[Page content transcription data]
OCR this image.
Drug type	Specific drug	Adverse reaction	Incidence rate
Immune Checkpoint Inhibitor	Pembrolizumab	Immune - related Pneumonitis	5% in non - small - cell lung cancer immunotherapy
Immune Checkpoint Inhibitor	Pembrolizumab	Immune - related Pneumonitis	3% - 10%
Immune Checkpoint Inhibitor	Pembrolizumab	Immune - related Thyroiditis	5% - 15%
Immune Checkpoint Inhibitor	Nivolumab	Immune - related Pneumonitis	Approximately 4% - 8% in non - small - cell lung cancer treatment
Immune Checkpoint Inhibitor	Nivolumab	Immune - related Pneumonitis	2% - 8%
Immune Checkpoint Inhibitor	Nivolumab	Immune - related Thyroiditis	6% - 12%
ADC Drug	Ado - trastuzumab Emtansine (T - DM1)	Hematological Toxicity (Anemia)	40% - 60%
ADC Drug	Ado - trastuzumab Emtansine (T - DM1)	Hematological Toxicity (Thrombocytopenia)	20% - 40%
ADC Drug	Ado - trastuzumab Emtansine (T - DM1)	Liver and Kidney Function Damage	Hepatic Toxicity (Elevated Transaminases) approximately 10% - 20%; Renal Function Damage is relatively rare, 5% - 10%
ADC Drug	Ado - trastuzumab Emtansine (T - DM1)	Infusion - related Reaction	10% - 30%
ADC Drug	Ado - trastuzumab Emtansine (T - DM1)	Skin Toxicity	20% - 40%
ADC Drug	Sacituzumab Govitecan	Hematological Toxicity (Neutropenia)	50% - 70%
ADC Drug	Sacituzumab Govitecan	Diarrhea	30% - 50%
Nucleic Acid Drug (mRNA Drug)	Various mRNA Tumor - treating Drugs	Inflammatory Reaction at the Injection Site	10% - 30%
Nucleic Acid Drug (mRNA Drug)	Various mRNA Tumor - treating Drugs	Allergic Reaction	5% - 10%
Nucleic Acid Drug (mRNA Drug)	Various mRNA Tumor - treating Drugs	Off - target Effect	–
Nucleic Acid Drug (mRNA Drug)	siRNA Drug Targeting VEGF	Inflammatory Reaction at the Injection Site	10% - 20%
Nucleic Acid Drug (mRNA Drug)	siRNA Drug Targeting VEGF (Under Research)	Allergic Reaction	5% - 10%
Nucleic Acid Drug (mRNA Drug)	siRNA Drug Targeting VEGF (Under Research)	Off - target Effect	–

• PROBLEM TO WORK ON: Run a filter over the data above and keep each line that contains the word "Sacituzumab".

• ANSWER BOX:
ADC Drug	Sacituzumab Govitecan	Hematological Toxicity (Neutropenia)	50% - 70%
ADC Drug	Sacituzumab Govitecan	Diarrhea	30% - 50%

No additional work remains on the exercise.